> _Objective_
Look for the string "takdirde" and copy every line that has it.

> _Supplied records_
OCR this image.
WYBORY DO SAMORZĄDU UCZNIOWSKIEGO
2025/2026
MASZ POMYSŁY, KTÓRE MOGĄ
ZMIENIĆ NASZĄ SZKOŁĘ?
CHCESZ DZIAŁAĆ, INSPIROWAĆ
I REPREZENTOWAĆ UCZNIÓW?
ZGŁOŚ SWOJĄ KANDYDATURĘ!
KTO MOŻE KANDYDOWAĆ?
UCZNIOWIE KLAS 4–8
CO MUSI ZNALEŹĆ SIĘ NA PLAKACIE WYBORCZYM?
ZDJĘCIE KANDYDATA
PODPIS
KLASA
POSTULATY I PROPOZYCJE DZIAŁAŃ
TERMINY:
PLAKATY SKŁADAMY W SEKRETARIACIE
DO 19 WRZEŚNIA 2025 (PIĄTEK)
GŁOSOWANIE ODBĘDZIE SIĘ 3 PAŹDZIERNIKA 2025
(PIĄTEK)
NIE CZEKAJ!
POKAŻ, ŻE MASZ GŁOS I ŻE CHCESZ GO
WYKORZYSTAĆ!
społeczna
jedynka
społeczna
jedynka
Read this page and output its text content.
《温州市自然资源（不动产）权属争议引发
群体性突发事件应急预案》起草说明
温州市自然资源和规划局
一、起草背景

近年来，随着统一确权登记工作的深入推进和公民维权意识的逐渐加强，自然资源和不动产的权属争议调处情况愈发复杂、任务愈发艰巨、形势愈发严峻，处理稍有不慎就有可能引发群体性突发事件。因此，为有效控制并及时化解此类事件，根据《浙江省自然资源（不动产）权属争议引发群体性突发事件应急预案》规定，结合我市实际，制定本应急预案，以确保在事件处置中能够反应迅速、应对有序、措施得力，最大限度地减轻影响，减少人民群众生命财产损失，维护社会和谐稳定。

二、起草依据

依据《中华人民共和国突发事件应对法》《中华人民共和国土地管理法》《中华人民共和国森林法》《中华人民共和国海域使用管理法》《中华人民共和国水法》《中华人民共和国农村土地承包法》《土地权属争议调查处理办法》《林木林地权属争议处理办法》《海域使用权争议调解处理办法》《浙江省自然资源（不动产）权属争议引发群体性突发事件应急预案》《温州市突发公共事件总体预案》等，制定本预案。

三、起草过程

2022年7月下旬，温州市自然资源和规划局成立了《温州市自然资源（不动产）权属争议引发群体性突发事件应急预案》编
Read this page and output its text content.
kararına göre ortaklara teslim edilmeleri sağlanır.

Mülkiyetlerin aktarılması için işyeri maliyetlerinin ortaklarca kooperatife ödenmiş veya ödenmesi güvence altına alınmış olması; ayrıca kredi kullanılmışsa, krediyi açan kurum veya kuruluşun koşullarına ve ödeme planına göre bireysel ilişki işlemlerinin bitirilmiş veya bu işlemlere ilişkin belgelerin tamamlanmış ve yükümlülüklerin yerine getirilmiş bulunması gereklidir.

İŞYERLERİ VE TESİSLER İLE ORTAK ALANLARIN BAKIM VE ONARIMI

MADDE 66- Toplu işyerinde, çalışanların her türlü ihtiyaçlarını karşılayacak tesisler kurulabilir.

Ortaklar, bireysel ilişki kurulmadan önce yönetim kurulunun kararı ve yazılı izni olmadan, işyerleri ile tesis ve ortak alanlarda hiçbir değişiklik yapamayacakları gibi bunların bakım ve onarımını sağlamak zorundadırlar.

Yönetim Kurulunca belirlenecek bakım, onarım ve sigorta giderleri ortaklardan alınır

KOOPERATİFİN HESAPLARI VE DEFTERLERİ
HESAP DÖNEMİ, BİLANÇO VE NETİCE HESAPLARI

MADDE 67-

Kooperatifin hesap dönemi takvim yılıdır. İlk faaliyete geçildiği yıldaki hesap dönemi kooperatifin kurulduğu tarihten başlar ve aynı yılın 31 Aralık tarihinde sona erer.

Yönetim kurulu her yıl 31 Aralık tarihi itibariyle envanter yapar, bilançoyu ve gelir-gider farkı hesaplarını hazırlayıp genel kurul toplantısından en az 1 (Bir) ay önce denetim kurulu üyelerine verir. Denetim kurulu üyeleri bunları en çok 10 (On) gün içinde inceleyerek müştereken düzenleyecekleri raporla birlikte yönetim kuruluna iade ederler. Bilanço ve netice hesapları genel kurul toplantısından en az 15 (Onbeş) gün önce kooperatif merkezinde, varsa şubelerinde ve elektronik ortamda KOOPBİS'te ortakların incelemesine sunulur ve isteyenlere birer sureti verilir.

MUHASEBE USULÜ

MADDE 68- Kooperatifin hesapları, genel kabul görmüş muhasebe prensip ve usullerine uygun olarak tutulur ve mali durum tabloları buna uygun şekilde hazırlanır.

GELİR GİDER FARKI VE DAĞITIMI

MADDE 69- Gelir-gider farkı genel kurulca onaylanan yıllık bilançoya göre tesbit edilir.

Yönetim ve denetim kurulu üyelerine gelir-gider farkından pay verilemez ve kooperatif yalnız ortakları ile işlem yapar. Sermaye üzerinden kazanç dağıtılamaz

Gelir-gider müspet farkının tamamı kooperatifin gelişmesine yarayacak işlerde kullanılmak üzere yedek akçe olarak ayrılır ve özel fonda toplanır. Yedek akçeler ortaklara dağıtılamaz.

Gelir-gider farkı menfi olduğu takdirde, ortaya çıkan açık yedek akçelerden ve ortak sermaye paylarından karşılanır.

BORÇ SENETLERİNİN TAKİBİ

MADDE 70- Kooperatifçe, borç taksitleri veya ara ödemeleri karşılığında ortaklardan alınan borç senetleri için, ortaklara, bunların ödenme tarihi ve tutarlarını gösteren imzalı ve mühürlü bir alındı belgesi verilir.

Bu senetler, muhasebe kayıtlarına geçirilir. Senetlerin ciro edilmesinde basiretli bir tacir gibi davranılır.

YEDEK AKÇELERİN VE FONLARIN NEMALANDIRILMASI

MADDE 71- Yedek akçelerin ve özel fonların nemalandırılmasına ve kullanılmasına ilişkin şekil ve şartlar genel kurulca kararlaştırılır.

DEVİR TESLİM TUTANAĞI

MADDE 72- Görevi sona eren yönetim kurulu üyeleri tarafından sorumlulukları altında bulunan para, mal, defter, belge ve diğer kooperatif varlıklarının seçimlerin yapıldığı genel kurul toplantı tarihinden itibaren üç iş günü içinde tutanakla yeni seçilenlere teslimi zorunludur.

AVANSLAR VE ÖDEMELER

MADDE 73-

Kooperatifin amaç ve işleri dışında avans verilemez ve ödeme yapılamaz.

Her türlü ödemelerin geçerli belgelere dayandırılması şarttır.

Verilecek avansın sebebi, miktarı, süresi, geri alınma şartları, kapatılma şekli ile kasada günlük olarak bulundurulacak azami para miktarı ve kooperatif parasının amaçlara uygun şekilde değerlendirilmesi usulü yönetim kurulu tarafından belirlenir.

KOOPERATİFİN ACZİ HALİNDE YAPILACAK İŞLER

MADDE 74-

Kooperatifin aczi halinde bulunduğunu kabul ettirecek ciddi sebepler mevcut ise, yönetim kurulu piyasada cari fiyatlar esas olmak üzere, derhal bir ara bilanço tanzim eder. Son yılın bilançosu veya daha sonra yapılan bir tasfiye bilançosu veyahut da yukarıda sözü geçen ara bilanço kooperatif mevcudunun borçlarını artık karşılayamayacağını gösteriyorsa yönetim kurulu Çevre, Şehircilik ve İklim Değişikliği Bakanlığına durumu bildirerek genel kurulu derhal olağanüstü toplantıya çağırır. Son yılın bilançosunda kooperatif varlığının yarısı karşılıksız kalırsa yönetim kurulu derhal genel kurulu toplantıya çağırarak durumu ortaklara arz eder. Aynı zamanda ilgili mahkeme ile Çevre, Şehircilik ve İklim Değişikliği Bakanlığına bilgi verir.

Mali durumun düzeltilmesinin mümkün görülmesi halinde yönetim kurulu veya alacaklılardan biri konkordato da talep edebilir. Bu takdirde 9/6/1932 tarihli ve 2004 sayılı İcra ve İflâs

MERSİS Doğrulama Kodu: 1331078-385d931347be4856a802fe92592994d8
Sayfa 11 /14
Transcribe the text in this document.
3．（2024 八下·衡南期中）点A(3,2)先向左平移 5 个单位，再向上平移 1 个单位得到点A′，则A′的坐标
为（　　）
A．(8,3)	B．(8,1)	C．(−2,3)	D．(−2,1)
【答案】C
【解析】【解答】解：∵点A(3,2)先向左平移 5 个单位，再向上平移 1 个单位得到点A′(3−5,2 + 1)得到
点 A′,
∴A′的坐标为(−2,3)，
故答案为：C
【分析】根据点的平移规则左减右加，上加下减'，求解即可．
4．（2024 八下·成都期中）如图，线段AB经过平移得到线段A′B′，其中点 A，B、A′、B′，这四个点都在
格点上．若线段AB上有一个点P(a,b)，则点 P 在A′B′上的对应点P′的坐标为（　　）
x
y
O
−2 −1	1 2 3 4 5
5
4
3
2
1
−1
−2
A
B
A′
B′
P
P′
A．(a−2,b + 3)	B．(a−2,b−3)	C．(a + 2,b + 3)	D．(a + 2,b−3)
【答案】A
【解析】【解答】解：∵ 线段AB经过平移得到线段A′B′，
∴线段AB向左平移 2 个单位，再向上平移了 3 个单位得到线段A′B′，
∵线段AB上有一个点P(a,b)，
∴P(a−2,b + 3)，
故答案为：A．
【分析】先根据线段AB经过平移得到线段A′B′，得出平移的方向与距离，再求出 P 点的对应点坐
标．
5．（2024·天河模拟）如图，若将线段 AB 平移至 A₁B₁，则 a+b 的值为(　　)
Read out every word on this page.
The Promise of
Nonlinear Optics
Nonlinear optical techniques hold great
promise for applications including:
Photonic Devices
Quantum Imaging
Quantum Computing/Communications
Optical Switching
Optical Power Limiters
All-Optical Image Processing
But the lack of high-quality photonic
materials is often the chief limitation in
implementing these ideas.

> _Task response_
Gelir-gider farkı menfi olduğu takdirde, ortaya çıkan açık yedek akçelerden ve ortak sermaye paylarından karşılanır.
Mali durumun düzeltilmesinin mümkün görülmesi halinde yönetim kurulu veya alacaklılardan biri konkordato da talep edebilir. Bu takdirde 9/6/1932 tarihli ve 2004 sayılı İcra ve İflâs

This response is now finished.